To do –
Keep only the lines that hold the string "Milk", filtering out the rest of the entries below.

Listed entries –
******************************
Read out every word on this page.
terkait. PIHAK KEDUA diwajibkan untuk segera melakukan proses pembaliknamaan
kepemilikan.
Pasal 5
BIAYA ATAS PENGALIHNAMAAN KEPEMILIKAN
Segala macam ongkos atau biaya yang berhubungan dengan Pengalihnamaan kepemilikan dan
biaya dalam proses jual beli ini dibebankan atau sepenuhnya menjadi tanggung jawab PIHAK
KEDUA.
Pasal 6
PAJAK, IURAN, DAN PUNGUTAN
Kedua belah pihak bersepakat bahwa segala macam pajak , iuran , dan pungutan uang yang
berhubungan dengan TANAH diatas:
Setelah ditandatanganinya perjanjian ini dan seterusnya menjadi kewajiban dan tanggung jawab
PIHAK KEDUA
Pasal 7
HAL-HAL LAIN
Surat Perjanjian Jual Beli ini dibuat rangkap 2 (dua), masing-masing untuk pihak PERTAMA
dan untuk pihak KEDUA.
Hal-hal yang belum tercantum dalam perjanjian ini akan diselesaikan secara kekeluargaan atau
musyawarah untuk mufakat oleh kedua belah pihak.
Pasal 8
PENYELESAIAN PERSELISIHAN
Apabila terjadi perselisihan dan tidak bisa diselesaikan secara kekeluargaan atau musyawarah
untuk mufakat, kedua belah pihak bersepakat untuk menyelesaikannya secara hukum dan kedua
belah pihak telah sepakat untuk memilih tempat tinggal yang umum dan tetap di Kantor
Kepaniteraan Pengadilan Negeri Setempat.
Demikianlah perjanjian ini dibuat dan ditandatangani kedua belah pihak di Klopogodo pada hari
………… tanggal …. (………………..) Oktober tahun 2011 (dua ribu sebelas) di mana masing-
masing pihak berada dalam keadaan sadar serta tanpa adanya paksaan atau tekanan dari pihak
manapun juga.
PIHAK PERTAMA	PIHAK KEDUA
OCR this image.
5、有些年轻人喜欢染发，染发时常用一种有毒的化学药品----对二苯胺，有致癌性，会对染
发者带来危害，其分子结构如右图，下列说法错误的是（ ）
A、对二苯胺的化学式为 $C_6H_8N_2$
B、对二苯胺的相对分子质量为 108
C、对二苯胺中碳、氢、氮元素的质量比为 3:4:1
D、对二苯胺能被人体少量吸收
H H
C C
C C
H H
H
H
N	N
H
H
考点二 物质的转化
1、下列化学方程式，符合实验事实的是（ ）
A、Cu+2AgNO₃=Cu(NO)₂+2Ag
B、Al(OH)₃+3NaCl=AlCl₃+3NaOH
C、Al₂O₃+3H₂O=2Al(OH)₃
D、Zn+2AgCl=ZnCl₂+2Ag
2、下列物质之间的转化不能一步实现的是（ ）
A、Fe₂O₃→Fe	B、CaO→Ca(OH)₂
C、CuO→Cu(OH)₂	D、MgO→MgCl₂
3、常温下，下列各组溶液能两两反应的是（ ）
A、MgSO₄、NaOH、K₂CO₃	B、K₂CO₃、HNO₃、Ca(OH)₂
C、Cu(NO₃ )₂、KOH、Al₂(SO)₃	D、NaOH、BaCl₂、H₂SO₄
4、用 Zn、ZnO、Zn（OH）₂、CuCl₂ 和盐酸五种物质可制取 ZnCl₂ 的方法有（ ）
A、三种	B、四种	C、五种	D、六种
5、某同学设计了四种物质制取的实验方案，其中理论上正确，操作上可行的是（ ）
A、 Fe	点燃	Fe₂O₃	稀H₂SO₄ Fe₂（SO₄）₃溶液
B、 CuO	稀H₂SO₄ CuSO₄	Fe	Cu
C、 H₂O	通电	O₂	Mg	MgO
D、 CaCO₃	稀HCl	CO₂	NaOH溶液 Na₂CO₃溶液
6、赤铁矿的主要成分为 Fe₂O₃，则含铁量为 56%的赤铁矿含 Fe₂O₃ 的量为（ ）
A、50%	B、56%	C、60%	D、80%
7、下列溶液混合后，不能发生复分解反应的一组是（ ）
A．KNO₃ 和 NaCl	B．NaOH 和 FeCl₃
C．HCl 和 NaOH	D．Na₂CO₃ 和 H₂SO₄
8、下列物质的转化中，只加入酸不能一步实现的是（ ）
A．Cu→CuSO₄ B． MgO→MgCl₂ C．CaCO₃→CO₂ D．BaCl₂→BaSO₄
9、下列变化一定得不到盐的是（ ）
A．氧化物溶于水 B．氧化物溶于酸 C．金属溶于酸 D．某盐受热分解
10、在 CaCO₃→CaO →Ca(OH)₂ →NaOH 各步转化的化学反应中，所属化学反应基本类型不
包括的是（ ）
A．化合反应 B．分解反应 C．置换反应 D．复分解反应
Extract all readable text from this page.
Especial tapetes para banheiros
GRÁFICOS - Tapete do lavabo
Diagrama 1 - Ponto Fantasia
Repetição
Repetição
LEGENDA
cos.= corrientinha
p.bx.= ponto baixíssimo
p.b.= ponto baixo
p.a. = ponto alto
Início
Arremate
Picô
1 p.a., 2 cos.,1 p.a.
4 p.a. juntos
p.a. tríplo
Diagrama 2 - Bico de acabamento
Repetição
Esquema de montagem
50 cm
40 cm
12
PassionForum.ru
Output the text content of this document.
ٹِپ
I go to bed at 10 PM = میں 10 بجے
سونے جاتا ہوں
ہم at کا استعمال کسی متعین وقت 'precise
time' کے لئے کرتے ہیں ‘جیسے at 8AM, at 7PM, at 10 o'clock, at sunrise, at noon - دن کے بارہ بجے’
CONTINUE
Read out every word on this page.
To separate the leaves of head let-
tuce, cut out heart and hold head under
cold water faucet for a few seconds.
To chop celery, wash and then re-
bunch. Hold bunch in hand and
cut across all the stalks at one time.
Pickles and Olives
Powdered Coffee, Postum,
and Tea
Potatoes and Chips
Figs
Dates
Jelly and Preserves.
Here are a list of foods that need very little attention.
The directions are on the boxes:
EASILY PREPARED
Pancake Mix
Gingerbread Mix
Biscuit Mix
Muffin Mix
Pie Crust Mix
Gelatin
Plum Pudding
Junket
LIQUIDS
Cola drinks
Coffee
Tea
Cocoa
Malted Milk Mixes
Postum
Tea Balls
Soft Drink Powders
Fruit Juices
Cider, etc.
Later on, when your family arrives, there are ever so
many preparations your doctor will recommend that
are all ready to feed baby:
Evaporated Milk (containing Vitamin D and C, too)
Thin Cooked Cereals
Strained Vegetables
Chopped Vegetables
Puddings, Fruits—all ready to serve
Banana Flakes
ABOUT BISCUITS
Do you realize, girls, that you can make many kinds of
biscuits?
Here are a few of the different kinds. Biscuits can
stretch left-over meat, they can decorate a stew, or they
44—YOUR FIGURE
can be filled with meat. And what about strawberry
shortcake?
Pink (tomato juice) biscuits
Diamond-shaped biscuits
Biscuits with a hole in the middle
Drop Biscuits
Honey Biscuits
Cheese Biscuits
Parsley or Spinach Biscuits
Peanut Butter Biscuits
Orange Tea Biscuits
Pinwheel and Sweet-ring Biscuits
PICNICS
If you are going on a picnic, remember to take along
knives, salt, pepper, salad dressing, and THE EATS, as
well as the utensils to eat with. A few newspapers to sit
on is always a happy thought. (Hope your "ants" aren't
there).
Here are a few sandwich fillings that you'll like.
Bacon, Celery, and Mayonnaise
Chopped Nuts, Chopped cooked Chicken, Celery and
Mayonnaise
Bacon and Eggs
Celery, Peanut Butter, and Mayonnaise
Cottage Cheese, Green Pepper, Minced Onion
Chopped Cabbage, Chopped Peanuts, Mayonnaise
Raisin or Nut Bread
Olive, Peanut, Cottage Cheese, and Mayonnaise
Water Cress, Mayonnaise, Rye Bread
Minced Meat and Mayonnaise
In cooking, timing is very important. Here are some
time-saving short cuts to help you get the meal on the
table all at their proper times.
******************************
Exercise output –
Malted Milk Mixes
Evaporated Milk (containing Vitamin D and C, too)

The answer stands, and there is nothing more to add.